> **Task requirements**: From the listing below, pull each line that includes "poblacion".

> **Material**:
__________

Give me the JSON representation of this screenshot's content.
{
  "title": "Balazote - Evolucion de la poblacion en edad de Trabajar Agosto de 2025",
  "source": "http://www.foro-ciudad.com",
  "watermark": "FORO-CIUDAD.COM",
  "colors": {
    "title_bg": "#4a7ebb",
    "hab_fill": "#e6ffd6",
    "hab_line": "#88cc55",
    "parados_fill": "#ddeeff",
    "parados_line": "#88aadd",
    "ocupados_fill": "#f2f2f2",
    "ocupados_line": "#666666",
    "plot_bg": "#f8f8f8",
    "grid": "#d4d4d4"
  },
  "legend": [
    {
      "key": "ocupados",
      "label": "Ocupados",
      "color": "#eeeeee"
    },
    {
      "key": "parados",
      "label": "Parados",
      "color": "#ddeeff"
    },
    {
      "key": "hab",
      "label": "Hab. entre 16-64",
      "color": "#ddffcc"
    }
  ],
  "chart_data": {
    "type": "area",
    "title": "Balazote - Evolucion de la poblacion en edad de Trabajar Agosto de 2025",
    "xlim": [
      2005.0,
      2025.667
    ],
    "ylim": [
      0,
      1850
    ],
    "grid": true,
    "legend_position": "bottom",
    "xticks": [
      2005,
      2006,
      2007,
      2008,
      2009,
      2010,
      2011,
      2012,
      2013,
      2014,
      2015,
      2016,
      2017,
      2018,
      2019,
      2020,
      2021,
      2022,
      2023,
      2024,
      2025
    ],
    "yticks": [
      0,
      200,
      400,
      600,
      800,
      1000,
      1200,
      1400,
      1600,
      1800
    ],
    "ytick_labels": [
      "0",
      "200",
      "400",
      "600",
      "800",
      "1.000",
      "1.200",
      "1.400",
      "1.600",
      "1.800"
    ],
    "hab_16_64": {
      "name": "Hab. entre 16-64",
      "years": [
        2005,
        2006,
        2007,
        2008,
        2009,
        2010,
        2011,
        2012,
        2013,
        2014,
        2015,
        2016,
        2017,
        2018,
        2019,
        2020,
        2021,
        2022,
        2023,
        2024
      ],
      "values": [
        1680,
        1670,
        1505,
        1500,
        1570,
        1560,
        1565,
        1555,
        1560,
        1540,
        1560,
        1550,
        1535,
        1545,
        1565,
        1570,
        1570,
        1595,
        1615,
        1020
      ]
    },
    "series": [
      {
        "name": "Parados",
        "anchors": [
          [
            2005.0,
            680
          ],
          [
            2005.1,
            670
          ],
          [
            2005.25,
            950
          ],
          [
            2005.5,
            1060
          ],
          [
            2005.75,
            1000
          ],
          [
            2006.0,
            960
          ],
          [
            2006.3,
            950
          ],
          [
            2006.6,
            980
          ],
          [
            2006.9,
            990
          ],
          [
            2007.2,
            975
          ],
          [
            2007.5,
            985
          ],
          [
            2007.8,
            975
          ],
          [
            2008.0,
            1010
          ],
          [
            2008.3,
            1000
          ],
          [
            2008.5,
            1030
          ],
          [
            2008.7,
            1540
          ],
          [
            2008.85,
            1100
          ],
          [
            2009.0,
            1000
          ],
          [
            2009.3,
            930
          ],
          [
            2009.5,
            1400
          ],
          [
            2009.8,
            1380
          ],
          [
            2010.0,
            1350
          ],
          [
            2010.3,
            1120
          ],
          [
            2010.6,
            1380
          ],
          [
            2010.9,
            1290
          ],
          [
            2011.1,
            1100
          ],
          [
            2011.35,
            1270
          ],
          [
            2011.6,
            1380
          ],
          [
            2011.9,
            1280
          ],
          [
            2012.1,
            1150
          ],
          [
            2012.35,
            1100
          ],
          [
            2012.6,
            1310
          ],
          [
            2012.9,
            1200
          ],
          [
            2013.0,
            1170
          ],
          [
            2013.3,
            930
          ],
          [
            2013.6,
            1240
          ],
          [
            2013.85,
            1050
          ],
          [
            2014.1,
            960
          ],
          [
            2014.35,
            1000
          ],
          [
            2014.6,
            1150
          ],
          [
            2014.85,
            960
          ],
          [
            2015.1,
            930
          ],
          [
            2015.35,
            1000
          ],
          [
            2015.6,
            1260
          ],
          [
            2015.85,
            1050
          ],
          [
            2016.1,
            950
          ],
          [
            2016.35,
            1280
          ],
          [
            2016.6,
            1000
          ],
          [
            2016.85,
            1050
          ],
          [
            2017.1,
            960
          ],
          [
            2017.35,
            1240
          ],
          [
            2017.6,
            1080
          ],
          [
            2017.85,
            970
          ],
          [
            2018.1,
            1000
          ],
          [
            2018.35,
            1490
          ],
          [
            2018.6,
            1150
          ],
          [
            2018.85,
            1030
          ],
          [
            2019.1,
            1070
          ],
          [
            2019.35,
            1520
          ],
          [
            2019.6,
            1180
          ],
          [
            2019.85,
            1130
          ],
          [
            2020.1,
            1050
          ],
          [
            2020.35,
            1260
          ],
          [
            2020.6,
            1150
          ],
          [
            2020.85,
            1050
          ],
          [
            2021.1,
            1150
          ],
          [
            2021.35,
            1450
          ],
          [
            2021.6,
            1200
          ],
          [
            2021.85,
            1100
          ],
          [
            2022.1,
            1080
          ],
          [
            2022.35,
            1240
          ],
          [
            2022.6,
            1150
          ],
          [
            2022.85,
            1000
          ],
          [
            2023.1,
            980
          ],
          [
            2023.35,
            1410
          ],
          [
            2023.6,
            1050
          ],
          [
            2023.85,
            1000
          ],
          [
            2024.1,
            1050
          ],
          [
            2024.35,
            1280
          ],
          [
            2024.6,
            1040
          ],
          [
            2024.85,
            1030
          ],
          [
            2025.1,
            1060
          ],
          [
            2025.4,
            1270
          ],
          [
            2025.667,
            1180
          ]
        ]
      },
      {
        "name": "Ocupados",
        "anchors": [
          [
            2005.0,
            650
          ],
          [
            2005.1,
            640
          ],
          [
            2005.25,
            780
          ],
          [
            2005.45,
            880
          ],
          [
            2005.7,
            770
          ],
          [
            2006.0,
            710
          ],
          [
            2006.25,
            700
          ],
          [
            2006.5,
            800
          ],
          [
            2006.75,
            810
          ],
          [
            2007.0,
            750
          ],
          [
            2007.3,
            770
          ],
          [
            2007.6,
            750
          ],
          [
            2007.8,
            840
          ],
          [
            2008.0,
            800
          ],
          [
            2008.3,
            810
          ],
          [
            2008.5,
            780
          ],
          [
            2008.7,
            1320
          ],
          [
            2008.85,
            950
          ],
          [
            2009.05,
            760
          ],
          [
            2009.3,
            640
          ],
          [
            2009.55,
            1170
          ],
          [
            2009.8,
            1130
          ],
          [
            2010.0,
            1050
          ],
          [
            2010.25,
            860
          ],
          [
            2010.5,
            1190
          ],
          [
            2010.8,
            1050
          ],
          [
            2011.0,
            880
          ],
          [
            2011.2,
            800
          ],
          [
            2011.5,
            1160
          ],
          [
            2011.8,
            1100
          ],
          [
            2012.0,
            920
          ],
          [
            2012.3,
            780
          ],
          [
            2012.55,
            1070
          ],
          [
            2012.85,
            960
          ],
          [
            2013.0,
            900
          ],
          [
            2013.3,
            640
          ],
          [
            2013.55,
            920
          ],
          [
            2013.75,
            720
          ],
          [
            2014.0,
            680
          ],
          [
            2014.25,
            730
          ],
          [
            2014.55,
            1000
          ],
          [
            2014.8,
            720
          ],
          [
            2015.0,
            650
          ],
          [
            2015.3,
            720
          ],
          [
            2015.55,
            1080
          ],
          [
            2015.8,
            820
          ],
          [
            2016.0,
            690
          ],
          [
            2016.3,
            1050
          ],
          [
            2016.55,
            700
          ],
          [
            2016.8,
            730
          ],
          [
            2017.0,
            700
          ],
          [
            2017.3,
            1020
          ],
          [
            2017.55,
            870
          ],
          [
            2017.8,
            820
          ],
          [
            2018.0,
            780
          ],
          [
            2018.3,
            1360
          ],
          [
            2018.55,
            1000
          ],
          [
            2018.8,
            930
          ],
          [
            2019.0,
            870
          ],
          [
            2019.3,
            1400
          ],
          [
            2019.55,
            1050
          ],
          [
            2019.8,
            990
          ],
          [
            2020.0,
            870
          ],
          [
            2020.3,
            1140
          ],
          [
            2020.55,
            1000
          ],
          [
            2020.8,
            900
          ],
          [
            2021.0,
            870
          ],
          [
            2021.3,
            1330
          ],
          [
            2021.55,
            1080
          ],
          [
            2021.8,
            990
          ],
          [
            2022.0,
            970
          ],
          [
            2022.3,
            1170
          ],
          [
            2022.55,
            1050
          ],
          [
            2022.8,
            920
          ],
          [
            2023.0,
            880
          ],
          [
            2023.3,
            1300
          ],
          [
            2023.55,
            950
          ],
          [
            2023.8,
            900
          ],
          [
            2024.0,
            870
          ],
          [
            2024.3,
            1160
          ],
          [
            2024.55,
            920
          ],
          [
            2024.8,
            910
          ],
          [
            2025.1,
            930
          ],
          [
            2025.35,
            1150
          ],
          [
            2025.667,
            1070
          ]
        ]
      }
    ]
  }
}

__________

> **Response**:
  "title": "Balazote - Evolucion de la poblacion en edad de Trabajar Agosto de 2025",
    "title": "Balazote - Evolucion de la poblacion en edad de Trabajar Agosto de 2025",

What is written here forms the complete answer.